Records>
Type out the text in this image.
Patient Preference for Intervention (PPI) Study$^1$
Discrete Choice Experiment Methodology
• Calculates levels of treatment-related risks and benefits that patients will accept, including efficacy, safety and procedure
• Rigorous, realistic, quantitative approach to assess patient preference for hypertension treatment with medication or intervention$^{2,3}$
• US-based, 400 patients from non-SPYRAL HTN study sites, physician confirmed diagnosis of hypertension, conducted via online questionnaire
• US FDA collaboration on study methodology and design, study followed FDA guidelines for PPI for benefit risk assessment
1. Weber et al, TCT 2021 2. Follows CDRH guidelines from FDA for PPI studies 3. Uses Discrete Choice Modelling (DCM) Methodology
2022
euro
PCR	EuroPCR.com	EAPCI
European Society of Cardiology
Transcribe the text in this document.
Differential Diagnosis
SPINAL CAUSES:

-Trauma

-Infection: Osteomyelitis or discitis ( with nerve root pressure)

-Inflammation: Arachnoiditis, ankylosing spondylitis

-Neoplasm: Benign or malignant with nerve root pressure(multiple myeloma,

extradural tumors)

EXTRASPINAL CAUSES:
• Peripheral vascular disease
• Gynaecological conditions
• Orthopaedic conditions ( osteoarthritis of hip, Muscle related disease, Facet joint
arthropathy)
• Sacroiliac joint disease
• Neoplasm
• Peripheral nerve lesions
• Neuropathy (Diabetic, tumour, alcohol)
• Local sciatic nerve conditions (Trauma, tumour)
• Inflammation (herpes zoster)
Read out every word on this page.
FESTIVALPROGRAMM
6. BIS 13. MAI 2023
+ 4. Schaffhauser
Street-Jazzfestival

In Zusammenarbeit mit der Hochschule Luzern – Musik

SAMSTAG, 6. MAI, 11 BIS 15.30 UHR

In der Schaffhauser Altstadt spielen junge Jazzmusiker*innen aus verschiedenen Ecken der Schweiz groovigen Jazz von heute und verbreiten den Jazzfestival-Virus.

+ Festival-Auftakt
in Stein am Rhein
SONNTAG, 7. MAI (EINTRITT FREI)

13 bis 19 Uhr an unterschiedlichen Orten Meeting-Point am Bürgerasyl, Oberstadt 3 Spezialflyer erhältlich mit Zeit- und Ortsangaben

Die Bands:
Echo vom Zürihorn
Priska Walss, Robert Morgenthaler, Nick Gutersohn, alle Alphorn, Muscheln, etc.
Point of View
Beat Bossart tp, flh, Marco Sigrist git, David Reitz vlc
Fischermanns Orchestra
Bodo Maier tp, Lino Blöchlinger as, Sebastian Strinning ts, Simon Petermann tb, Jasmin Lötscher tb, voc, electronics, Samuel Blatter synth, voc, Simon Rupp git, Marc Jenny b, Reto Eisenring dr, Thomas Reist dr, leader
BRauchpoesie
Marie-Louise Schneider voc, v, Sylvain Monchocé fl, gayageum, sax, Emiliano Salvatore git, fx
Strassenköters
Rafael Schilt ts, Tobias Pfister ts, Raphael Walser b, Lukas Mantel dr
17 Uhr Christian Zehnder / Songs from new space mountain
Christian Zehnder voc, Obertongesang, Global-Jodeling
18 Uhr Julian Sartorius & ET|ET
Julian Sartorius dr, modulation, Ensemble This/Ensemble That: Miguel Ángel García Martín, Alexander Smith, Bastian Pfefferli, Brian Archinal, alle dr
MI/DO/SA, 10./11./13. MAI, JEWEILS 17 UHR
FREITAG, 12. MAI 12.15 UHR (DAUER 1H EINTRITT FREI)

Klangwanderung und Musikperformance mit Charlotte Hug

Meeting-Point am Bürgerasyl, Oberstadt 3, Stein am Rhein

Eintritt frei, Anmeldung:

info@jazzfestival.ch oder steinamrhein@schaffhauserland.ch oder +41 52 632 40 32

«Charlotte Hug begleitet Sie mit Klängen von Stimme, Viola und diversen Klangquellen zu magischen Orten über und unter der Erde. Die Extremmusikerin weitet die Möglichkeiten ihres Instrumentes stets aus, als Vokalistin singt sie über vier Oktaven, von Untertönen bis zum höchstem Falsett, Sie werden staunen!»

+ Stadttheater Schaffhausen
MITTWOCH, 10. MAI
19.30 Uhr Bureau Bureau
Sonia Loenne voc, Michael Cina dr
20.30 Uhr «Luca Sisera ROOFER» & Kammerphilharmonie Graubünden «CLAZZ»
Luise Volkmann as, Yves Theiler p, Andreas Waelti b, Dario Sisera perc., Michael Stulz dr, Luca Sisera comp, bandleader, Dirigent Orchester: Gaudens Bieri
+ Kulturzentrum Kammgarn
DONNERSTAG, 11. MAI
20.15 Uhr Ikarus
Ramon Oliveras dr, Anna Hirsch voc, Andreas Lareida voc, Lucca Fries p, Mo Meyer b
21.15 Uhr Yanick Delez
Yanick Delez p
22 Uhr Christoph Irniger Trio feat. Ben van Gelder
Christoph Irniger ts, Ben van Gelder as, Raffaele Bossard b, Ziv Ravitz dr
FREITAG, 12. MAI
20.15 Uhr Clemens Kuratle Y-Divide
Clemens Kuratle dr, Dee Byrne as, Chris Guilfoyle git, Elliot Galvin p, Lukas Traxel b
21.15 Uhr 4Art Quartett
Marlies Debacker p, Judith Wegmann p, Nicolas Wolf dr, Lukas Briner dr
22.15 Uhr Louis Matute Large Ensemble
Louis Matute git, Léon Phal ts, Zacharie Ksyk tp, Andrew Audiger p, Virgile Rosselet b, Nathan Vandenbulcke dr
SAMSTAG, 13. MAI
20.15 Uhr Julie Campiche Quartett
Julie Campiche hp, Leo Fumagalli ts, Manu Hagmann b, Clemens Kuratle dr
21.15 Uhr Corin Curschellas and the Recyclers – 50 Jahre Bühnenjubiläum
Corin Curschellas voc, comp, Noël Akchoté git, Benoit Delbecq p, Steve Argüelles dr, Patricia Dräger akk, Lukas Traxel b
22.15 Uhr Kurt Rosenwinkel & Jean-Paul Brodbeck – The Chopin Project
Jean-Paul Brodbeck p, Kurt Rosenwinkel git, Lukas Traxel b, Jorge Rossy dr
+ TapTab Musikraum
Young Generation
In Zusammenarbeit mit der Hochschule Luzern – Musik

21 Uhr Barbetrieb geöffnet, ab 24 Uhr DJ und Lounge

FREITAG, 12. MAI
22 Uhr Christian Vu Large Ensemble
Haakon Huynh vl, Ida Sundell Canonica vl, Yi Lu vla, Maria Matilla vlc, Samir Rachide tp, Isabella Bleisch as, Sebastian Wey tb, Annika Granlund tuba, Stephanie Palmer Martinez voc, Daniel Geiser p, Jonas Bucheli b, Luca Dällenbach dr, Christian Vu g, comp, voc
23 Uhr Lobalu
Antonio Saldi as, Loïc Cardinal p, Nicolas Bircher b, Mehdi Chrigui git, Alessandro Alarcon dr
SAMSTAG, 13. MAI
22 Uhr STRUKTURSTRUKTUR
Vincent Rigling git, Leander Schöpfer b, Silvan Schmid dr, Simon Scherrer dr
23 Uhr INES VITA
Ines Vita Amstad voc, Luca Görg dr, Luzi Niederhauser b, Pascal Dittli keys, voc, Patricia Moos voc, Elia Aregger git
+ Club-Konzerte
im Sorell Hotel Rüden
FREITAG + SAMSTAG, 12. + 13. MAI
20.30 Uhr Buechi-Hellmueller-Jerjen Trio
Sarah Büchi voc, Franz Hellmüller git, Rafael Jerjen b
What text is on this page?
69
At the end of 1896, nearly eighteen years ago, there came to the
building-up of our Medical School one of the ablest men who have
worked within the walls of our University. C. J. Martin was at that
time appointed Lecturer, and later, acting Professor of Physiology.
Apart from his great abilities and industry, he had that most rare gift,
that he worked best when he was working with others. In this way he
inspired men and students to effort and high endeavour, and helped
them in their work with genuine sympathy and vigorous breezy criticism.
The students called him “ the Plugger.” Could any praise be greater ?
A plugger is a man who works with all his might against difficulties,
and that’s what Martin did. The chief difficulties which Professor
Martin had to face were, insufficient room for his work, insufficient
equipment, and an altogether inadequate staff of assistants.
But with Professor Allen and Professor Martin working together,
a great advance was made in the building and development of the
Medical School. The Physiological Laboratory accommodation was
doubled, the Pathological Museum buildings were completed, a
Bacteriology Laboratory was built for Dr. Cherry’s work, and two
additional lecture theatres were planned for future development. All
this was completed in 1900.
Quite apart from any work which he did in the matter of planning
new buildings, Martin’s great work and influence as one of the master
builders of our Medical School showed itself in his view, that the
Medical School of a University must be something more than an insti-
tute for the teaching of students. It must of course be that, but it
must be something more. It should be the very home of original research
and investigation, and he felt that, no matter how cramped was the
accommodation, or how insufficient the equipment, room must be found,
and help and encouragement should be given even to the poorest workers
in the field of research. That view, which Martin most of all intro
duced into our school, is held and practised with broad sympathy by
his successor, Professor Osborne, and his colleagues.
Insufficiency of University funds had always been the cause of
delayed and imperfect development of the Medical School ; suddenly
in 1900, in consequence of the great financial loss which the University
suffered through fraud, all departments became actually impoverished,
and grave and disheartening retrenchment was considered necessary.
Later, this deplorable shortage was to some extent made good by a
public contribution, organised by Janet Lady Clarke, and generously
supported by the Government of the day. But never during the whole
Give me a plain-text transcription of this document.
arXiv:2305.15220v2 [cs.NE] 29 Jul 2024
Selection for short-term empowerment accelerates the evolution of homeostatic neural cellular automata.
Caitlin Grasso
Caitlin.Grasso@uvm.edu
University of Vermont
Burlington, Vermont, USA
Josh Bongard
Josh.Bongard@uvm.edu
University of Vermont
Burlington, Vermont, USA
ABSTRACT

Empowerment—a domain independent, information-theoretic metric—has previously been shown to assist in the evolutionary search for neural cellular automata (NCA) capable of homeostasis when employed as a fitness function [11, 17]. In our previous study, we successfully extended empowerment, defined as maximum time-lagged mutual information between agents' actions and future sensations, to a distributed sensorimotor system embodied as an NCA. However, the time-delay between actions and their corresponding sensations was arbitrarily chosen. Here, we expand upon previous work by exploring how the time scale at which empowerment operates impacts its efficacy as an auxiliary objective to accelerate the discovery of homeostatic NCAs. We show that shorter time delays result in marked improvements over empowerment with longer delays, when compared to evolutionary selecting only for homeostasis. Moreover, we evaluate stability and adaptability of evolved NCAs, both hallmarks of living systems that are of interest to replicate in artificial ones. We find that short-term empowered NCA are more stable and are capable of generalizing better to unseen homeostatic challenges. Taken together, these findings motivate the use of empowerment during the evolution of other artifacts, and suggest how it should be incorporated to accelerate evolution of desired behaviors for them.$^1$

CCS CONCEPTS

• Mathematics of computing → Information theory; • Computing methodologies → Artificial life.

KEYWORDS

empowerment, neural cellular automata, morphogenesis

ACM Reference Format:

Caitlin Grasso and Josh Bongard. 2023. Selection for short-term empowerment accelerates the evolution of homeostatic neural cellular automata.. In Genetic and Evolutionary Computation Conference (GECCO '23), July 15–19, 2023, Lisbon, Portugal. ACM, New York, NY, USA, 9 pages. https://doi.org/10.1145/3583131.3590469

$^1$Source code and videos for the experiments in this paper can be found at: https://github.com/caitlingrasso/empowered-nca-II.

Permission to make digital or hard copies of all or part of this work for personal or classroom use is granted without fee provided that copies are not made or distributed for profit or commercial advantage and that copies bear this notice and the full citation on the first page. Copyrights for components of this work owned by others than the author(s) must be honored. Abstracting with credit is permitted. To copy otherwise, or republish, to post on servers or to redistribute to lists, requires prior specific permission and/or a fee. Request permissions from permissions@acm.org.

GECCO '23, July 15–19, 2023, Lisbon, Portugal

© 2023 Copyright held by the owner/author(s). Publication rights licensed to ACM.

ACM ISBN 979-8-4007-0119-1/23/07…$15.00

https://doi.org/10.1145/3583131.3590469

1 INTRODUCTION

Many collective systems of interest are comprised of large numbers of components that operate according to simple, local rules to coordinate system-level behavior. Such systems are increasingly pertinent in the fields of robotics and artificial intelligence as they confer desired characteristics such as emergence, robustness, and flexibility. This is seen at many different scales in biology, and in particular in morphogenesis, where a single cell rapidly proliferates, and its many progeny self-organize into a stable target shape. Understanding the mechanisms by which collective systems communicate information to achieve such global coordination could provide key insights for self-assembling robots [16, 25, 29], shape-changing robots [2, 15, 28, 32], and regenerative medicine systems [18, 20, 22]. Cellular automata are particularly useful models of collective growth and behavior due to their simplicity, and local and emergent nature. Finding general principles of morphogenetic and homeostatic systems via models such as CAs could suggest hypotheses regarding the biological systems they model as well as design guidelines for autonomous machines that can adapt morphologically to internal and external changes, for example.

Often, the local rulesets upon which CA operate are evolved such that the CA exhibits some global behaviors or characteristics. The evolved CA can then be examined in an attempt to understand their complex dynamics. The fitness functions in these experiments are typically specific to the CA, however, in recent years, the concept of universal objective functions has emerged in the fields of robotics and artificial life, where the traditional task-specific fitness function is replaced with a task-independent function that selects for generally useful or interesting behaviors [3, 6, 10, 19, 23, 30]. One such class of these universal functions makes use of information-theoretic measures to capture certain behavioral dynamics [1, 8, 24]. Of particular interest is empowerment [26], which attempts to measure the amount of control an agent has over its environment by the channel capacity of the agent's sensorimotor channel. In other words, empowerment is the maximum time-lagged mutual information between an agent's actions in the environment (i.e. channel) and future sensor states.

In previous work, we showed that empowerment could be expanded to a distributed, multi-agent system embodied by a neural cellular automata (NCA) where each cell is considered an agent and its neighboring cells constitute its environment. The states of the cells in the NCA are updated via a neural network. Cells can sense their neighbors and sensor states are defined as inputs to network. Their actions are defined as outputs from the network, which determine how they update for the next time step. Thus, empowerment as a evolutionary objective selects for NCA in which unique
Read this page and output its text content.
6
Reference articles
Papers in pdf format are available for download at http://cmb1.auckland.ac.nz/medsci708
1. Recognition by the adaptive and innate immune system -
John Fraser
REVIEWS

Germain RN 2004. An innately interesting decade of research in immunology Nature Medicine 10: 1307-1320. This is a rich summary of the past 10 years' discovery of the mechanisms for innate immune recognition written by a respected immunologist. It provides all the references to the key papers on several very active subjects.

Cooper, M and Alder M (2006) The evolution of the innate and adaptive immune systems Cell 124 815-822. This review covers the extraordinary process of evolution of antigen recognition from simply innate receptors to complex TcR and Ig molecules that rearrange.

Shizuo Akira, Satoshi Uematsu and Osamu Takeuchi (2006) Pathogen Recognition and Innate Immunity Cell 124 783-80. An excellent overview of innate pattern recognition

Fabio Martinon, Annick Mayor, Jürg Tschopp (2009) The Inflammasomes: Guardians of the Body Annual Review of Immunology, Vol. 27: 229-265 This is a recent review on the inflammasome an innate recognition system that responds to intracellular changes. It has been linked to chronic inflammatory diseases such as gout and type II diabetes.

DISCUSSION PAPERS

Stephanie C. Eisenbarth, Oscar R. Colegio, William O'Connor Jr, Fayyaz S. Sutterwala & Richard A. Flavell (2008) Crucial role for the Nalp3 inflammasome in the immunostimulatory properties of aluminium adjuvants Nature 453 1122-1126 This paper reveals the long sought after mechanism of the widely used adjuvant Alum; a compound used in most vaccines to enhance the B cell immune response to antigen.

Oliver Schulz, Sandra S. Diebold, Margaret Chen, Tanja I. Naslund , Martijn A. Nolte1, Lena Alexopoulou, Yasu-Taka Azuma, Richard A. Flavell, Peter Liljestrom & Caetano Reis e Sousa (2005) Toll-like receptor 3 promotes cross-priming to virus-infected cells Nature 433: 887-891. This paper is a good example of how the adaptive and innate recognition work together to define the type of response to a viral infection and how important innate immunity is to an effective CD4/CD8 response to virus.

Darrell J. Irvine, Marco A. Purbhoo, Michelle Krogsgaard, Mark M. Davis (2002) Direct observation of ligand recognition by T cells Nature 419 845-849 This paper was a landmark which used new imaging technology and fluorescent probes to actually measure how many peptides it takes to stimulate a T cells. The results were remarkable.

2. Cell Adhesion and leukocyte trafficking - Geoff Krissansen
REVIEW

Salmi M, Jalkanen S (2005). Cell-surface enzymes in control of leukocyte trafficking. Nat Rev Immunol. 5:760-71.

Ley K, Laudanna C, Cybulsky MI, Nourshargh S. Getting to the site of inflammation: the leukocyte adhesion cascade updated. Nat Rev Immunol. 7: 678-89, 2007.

Your instructions>
Search the entries above for the word "equipment", and copy every line where it occurs.

Your response>
equipment, and an altogether inadequate staff of assistants.
accommodation, or how insufficient the equipment, room must be found,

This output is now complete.